== Given text ==

To reach such customers, Al-Katib launched an R&D program and food development centre in 2013, and found a Turkish food scientist in North Dakota to run it. They built a $15-million “deflavouring” system that uses heat and cold to remove the beany taste of their pulses. That meant the flours, proteins and fibre derived from them could be used in pasta, cookies, artificial and analogue meats, and even a gluten-free, pea-based “bread crumbs.” “We wanted to make, or contribute to making, foods that kids want to eat and moms want to buy,” Al-Katib says. “If you could do that, ultimately, you’d be successful.”

Meanwhile, other companies, like Beyond Meat, Maple Leaf Foods and Ripple, found similar success with their extremely popular faux meat and dairy alternatives, all launched around the same time and all also using processed peas from AGT. With Loblaw, the company manufactured a line of children’s vegetable pasta and recently struck a 20-year agreement to collaborate on the grocery chain’s Middle Eastern foods brand, Taman. (“Taman” means excellent or amazing in Turkish and several other languages.) “Murad’s been a great partner for Loblaw,” says Loblaw president Sarah Davis. “He’s very dynamic, very innovative, very ambitious.”

===

* Activity list:
(1) According to the passage on Al-Katib's pulse foods, what foods could the flours, proteins and fibre from the deflavoured pulses be used in? List every one.
(2) Answer each question from the passage on Al-Katib's pulse foods.
(a) In what year did Al-Katib launch the R&D program and food development centre?
(b) How much did the "deflavouring" system cost?
(c) How long is the agreement to collaborate on Loblaw's Taman brand?

== Recorded data ==

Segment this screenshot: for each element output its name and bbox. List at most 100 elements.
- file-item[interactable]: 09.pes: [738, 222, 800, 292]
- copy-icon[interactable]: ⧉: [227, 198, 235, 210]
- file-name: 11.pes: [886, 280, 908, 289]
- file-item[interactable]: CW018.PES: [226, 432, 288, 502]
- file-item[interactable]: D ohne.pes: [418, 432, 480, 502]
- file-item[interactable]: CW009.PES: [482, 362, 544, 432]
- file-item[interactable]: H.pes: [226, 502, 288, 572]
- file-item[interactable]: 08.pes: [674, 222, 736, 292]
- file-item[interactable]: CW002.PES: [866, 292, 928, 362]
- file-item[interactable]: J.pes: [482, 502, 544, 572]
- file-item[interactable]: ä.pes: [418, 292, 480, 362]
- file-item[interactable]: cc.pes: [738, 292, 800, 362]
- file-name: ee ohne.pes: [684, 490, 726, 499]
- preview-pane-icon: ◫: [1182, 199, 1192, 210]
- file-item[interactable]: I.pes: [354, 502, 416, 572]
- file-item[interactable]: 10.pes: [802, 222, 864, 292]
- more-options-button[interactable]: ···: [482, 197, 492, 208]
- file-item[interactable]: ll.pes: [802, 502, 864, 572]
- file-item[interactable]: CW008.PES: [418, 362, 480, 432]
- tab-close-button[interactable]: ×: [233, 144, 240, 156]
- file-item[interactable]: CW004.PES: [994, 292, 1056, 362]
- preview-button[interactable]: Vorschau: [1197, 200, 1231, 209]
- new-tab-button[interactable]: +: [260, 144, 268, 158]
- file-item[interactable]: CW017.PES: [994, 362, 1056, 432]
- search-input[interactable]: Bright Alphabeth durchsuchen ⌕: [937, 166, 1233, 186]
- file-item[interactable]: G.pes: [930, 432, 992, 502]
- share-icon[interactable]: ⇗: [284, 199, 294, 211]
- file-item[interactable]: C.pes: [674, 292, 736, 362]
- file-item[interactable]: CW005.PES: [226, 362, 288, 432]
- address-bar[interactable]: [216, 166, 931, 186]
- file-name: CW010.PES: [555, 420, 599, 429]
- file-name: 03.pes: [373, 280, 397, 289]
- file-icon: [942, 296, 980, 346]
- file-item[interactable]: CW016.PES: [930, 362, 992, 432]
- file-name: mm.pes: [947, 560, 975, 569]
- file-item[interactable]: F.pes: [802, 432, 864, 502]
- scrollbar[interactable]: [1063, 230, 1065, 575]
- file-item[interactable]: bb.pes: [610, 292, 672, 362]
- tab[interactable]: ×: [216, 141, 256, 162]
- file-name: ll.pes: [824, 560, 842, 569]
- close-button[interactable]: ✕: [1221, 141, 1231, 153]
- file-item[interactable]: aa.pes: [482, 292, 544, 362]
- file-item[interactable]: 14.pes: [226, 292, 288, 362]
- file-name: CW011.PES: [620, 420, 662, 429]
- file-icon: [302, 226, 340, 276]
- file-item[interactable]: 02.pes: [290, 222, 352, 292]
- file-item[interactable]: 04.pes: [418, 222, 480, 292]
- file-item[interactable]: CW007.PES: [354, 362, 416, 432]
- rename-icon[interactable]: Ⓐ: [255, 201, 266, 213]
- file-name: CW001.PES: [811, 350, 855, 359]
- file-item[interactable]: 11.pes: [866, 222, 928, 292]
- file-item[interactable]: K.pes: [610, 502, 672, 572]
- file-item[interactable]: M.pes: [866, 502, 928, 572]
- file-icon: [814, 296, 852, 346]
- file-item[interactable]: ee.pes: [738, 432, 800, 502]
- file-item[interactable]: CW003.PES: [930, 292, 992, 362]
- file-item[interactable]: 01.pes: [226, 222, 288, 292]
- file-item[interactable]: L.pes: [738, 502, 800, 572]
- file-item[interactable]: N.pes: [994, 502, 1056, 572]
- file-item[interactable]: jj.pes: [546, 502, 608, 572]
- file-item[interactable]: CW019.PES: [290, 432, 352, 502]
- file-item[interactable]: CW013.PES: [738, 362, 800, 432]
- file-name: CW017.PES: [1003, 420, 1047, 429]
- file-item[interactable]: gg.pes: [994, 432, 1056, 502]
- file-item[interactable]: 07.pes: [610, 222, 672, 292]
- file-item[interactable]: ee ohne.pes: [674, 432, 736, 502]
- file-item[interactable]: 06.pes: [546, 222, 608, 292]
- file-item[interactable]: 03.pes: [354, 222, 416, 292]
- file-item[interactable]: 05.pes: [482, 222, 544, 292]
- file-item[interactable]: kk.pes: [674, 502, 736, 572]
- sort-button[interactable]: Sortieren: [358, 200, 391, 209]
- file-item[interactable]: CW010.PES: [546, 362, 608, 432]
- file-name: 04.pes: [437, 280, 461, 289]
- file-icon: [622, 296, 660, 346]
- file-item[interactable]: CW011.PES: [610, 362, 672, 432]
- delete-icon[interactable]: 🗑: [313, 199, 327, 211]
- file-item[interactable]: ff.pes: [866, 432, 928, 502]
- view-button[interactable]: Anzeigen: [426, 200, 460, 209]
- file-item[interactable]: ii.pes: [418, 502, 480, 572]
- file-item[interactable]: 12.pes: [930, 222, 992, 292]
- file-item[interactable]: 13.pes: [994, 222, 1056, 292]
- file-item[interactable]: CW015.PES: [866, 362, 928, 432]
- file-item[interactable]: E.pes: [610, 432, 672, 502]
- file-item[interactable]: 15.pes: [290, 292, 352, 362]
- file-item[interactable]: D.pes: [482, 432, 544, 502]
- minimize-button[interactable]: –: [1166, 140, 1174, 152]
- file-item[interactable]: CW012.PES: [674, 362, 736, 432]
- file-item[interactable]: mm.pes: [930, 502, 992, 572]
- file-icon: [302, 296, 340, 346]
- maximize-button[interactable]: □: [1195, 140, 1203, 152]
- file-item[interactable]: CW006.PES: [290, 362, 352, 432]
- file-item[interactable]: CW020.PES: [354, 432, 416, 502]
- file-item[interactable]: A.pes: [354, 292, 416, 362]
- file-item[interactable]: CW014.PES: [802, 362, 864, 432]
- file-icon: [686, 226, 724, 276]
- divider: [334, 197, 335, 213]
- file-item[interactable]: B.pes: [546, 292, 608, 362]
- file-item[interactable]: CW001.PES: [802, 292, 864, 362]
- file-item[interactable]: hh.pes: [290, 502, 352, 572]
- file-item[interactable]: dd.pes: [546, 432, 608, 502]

===

* Results of the exercise:
(1)
- Pasta
- Cookies
- Artificial and analogue meats
- A gluten-free, pea-based "bread crumbs"

(2)
(a) 2013
(b) $15 million
(c) 20 years